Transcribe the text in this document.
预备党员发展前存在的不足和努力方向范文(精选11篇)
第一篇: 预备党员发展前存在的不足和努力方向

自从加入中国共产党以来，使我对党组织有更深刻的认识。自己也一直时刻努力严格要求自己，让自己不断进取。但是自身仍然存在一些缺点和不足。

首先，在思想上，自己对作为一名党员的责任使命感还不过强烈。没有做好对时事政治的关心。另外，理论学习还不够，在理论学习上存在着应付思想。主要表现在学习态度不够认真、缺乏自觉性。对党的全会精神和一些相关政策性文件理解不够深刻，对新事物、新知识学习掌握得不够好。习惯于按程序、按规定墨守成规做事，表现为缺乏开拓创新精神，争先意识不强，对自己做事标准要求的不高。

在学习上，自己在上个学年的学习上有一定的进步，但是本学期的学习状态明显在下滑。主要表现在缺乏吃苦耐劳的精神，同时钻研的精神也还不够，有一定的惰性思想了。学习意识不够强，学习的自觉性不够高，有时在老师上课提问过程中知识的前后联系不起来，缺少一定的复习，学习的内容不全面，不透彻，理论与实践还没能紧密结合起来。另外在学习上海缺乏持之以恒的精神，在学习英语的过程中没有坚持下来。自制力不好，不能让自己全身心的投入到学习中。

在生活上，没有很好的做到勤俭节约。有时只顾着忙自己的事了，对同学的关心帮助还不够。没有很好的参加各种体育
□ □ □
Problem to solve | Print all the data exactly.

Problem solution |
Transcribe the text in this document.
预备党员发展前存在的不足和努力方向范文(精选11篇)
第一篇: 预备党员发展前存在的不足和努力方向

自从加入中国共产党以来，使我对党组织有更深刻的认识。自己也一直时刻努力严格要求自己，让自己不断进取。但是自身仍然存在一些缺点和不足。

首先，在思想上，自己对作为一名党员的责任使命感还不过强烈。没有做好对时事政治的关心。另外，理论学习还不够，在理论学习上存在着应付思想。主要表现在学习态度不够认真、缺乏自觉性。对党的全会精神和一些相关政策性文件理解不够深刻，对新事物、新知识学习掌握得不够好。习惯于按程序、按规定墨守成规做事，表现为缺乏开拓创新精神，争先意识不强，对自己做事标准要求的不高。

在学习上，自己在上个学年的学习上有一定的进步，但是本学期的学习状态明显在下滑。主要表现在缺乏吃苦耐劳的精神，同时钻研的精神也还不够，有一定的惰性思想了。学习意识不够强，学习的自觉性不够高，有时在老师上课提问过程中知识的前后联系不起来，缺少一定的复习，学习的内容不全面，不透彻，理论与实践还没能紧密结合起来。另外在学习上海缺乏持之以恒的精神，在学习英语的过程中没有坚持下来。自制力不好，不能让自己全身心的投入到学习中。

在生活上，没有很好的做到勤俭节约。有时只顾着忙自己的事了，对同学的关心帮助还不够。没有很好的参加各种体育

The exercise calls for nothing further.